_AIM OF THE TASK_.
Every entry must be duplicated precisely as written.

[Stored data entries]

----

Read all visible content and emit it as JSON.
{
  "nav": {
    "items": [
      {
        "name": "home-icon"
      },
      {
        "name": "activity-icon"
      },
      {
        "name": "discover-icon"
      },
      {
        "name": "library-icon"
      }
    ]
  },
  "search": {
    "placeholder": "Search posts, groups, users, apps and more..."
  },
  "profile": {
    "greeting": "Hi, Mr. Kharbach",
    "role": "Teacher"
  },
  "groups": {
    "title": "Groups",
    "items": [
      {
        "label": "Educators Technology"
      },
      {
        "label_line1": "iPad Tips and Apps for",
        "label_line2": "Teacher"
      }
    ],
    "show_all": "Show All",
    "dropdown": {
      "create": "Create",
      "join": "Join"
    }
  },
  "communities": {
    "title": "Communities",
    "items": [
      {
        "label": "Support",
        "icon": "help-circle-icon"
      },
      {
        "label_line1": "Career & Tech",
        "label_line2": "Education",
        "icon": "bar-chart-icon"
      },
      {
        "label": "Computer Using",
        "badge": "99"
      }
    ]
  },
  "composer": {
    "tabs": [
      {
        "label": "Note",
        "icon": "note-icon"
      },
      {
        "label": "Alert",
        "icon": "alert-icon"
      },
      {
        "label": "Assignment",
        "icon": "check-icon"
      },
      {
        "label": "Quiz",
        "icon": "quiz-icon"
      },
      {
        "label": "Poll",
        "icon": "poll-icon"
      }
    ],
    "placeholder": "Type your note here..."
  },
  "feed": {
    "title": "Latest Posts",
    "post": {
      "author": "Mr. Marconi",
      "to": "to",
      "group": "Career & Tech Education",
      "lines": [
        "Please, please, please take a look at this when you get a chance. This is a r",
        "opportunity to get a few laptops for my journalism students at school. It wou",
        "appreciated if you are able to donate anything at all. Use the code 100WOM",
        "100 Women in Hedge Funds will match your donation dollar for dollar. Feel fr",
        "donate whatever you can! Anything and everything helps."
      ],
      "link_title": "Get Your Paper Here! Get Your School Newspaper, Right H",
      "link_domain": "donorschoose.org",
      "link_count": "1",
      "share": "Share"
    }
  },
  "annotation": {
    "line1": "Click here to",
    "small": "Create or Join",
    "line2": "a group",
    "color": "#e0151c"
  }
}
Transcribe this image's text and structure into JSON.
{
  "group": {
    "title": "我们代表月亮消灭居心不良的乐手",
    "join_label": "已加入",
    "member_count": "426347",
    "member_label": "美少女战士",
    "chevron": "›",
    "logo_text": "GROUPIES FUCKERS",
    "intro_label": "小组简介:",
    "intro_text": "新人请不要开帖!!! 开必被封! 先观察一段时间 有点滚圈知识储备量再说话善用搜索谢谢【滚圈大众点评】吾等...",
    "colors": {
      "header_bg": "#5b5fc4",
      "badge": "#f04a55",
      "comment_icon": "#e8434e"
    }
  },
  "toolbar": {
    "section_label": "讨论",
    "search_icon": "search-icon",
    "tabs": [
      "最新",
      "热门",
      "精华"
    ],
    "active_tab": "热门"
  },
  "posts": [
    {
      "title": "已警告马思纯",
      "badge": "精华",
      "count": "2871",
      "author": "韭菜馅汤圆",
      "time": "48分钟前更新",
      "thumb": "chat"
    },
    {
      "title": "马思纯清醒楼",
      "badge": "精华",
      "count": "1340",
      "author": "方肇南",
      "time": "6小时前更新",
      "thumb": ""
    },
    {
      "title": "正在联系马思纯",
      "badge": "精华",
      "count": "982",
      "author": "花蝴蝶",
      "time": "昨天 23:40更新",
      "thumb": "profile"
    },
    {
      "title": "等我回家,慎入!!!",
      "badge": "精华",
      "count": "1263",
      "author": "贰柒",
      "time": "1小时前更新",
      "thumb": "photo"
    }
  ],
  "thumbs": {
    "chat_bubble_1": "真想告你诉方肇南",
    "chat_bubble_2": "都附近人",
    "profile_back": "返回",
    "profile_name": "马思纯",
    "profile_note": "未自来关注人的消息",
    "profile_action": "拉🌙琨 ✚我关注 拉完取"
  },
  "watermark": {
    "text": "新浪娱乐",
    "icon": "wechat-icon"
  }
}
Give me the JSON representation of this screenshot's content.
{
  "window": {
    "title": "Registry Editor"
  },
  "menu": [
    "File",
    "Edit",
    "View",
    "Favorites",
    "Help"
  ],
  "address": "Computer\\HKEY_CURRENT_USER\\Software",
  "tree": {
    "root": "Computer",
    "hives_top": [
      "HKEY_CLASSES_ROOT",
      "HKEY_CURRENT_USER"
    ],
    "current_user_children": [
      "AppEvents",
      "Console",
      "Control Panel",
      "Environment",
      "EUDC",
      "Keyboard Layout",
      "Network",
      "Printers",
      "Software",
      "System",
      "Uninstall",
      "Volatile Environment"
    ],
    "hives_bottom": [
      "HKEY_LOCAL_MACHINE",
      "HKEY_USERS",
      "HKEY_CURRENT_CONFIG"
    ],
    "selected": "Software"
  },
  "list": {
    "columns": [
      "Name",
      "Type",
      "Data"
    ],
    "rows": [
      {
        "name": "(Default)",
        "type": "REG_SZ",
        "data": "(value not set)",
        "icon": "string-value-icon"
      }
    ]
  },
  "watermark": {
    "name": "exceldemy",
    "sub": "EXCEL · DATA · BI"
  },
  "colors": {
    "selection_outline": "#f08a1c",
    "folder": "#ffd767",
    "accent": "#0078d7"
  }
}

----

_ANSWER_.
Read all visible content and emit it as JSON.
{
  "nav": {
    "items": [
      {
        "name": "home-icon"
      },
      {
        "name": "activity-icon"
      },
      {
        "name": "discover-icon"
      },
      {
        "name": "library-icon"
      }
    ]
  },
  "search": {
    "placeholder": "Search posts, groups, users, apps and more..."
  },
  "profile": {
    "greeting": "Hi, Mr. Kharbach",
    "role": "Teacher"
  },
  "groups": {
    "title": "Groups",
    "items": [
      {
        "label": "Educators Technology"
      },
      {
        "label_line1": "iPad Tips and Apps for",
        "label_line2": "Teacher"
      }
    ],
    "show_all": "Show All",
    "dropdown": {
      "create": "Create",
      "join": "Join"
    }
  },
  "communities": {
    "title": "Communities",
    "items": [
      {
        "label": "Support",
        "icon": "help-circle-icon"
      },
      {
        "label_line1": "Career & Tech",
        "label_line2": "Education",
        "icon": "bar-chart-icon"
      },
      {
        "label": "Computer Using",
        "badge": "99"
      }
    ]
  },
  "composer": {
    "tabs": [
      {
        "label": "Note",
        "icon": "note-icon"
      },
      {
        "label": "Alert",
        "icon": "alert-icon"
      },
      {
        "label": "Assignment",
        "icon": "check-icon"
      },
      {
        "label": "Quiz",
        "icon": "quiz-icon"
      },
      {
        "label": "Poll",
        "icon": "poll-icon"
      }
    ],
    "placeholder": "Type your note here..."
  },
  "feed": {
    "title": "Latest Posts",
    "post": {
      "author": "Mr. Marconi",
      "to": "to",
      "group": "Career & Tech Education",
      "lines": [
        "Please, please, please take a look at this when you get a chance. This is a r",
        "opportunity to get a few laptops for my journalism students at school. It wou",
        "appreciated if you are able to donate anything at all. Use the code 100WOM",
        "100 Women in Hedge Funds will match your donation dollar for dollar. Feel fr",
        "donate whatever you can! Anything and everything helps."
      ],
      "link_title": "Get Your Paper Here! Get Your School Newspaper, Right H",
      "link_domain": "donorschoose.org",
      "link_count": "1",
      "share": "Share"
    }
  },
  "annotation": {
    "line1": "Click here to",
    "small": "Create or Join",
    "line2": "a group",
    "color": "#e0151c"
  }
}
Transcribe this image's text and structure into JSON.
{
  "group": {
    "title": "我们代表月亮消灭居心不良的乐手",
    "join_label": "已加入",
    "member_count": "426347",
    "member_label": "美少女战士",
    "chevron": "›",
    "logo_text": "GROUPIES FUCKERS",
    "intro_label": "小组简介:",
    "intro_text": "新人请不要开帖!!! 开必被封! 先观察一段时间 有点滚圈知识储备量再说话善用搜索谢谢【滚圈大众点评】吾等...",
    "colors": {
      "header_bg": "#5b5fc4",
      "badge": "#f04a55",
      "comment_icon": "#e8434e"
    }
  },
  "toolbar": {
    "section_label": "讨论",
    "search_icon": "search-icon",
    "tabs": [
      "最新",
      "热门",
      "精华"
    ],
    "active_tab": "热门"
  },
  "posts": [
    {
      "title": "已警告马思纯",
      "badge": "精华",
      "count": "2871",
      "author": "韭菜馅汤圆",
      "time": "48分钟前更新",
      "thumb": "chat"
    },
    {
      "title": "马思纯清醒楼",
      "badge": "精华",
      "count": "1340",
      "author": "方肇南",
      "time": "6小时前更新",
      "thumb": ""
    },
    {
      "title": "正在联系马思纯",
      "badge": "精华",
      "count": "982",
      "author": "花蝴蝶",
      "time": "昨天 23:40更新",
      "thumb": "profile"
    },
    {
      "title": "等我回家,慎入!!!",
      "badge": "精华",
      "count": "1263",
      "author": "贰柒",
      "time": "1小时前更新",
      "thumb": "photo"
    }
  ],
  "thumbs": {
    "chat_bubble_1": "真想告你诉方肇南",
    "chat_bubble_2": "都附近人",
    "profile_back": "返回",
    "profile_name": "马思纯",
    "profile_note": "未自来关注人的消息",
    "profile_action": "拉🌙琨 ✚我关注 拉完取"
  },
  "watermark": {
    "text": "新浪娱乐",
    "icon": "wechat-icon"
  }
}
Give me the JSON representation of this screenshot's content.
{
  "window": {
    "title": "Registry Editor"
  },
  "menu": [
    "File",
    "Edit",
    "View",
    "Favorites",
    "Help"
  ],
  "address": "Computer\\HKEY_CURRENT_USER\\Software",
  "tree": {
    "root": "Computer",
    "hives_top": [
      "HKEY_CLASSES_ROOT",
      "HKEY_CURRENT_USER"
    ],
    "current_user_children": [
      "AppEvents",
      "Console",
      "Control Panel",
      "Environment",
      "EUDC",
      "Keyboard Layout",
      "Network",
      "Printers",
      "Software",
      "System",
      "Uninstall",
      "Volatile Environment"
    ],
    "hives_bottom": [
      "HKEY_LOCAL_MACHINE",
      "HKEY_USERS",
      "HKEY_CURRENT_CONFIG"
    ],
    "selected": "Software"
  },
  "list": {
    "columns": [
      "Name",
      "Type",
      "Data"
    ],
    "rows": [
      {
        "name": "(Default)",
        "type": "REG_SZ",
        "data": "(value not set)",
        "icon": "string-value-icon"
      }
    ]
  },
  "watermark": {
    "name": "exceldemy",
    "sub": "EXCEL · DATA · BI"
  },
  "colors": {
    "selection_outline": "#f08a1c",
    "folder": "#ffd767",
    "accent": "#0078d7"
  }
}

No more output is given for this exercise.